** start Material for the task **
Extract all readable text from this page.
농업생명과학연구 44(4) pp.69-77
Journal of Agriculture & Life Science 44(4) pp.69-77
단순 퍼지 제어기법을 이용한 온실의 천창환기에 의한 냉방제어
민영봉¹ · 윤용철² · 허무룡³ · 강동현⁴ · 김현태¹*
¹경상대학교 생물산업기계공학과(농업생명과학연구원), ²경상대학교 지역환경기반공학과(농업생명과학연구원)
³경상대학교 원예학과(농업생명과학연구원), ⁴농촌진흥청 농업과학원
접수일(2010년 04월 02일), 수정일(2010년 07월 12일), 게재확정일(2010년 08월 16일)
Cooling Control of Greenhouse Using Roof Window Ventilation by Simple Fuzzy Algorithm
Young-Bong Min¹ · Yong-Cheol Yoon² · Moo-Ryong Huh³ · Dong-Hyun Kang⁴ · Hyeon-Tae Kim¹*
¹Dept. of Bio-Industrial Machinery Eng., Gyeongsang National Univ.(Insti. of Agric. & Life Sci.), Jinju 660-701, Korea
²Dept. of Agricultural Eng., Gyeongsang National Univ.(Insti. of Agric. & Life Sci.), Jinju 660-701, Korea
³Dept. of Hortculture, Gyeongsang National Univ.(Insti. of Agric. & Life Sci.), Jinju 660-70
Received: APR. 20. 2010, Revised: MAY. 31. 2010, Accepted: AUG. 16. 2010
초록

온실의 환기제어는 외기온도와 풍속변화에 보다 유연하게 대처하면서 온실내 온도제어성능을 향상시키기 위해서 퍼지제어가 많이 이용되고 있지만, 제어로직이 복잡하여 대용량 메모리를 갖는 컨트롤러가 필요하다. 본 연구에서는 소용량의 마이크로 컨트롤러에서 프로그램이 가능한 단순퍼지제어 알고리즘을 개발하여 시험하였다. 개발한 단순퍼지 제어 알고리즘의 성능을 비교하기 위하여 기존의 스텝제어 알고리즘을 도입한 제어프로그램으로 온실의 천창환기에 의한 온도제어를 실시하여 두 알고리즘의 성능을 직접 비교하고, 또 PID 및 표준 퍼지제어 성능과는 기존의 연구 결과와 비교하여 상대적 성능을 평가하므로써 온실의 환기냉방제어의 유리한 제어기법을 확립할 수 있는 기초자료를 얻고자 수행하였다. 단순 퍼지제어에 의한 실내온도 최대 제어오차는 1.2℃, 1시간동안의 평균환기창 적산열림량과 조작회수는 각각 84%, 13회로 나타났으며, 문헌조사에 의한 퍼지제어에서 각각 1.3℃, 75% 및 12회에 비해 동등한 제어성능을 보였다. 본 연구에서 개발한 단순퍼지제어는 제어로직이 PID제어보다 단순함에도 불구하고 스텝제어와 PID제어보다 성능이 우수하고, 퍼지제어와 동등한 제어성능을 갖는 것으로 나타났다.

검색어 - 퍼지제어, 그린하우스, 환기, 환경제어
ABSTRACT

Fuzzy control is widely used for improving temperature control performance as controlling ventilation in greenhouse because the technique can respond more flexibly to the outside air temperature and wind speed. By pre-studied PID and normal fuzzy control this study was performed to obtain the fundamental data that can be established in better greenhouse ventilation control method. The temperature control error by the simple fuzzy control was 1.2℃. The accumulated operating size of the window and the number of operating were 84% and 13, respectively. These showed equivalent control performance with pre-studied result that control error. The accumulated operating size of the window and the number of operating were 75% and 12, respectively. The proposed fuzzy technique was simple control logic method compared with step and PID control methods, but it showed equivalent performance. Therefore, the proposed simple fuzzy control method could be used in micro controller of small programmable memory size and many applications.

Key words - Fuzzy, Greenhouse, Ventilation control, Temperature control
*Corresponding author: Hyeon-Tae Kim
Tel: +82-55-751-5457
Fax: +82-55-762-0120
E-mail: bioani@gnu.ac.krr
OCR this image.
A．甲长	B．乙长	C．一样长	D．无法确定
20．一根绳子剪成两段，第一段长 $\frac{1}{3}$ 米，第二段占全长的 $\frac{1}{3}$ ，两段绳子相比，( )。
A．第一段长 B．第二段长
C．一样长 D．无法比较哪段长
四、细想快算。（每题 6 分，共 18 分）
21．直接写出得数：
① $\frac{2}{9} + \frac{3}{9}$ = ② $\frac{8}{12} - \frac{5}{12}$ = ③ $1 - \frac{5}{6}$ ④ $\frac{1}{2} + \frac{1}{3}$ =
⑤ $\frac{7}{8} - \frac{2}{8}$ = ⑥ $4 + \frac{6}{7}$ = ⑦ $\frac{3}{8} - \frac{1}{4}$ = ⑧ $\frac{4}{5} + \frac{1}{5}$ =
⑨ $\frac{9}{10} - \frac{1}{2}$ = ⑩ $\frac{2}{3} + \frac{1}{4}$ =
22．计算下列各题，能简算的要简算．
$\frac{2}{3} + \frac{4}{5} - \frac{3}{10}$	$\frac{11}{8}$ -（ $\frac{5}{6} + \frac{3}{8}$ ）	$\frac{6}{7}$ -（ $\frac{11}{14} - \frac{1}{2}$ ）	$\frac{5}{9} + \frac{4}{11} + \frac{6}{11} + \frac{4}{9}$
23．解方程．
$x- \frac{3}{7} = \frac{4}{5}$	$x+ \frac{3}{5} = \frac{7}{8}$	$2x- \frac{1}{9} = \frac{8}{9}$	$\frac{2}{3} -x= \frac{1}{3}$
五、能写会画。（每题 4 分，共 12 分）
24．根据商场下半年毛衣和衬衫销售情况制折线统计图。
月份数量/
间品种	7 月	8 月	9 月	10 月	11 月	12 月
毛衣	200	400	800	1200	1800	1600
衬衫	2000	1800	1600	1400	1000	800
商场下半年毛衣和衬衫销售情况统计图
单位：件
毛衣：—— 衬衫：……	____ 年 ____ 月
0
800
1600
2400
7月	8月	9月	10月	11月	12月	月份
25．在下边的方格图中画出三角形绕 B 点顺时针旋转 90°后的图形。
** end Material for the task **
Search the records above for the string "제어기법을". Copy every line that contains it.

• _Solution to this exercise_:
단순 퍼지 제어기법을 이용한 온실의 천창환기에 의한 냉방제어
온실의 환기제어는 외기온도와 풍속변화에 보다 유연하게 대처하면서 온실내 온도제어성능을 향상시키기 위해서 퍼지제어가 많이 이용되고 있지만, 제어로직이 복잡하여 대용량 메모리를 갖는 컨트롤러가 필요하다. 본 연구에서는 소용량의 마이크로 컨트롤러에서 프로그램이 가능한 단순퍼지제어 알고리즘을 개발하여 시험하였다. 개발한 단순퍼지 제어 알고리즘의 성능을 비교하기 위하여 기존의 스텝제어 알고리즘을 도입한 제어프로그램으로 온실의 천창환기에 의한 온도제어를 실시하여 두 알고리즘의 성능을 직접 비교하고, 또 PID 및 표준 퍼지제어 성능과는 기존의 연구 결과와 비교하여 상대적 성능을 평가하므로써 온실의 환기냉방제어의 유리한 제어기법을 확립할 수 있는 기초자료를 얻고자 수행하였다. 단순 퍼지제어에 의한 실내온도 최대 제어오차는 1.2℃, 1시간동안의 평균환기창 적산열림량과 조작회수는 각각 84%, 13회로 나타났으며, 문헌조사에 의한 퍼지제어에서 각각 1.3℃, 75% 및 12회에 비해 동등한 제어성능을 보였다. 본 연구에서 개발한 단순퍼지제어는 제어로직이 PID제어보다 단순함에도 불구하고 스텝제어와 PID제어보다 성능이 우수하고, 퍼지제어와 동등한 제어성능을 갖는 것으로 나타났다.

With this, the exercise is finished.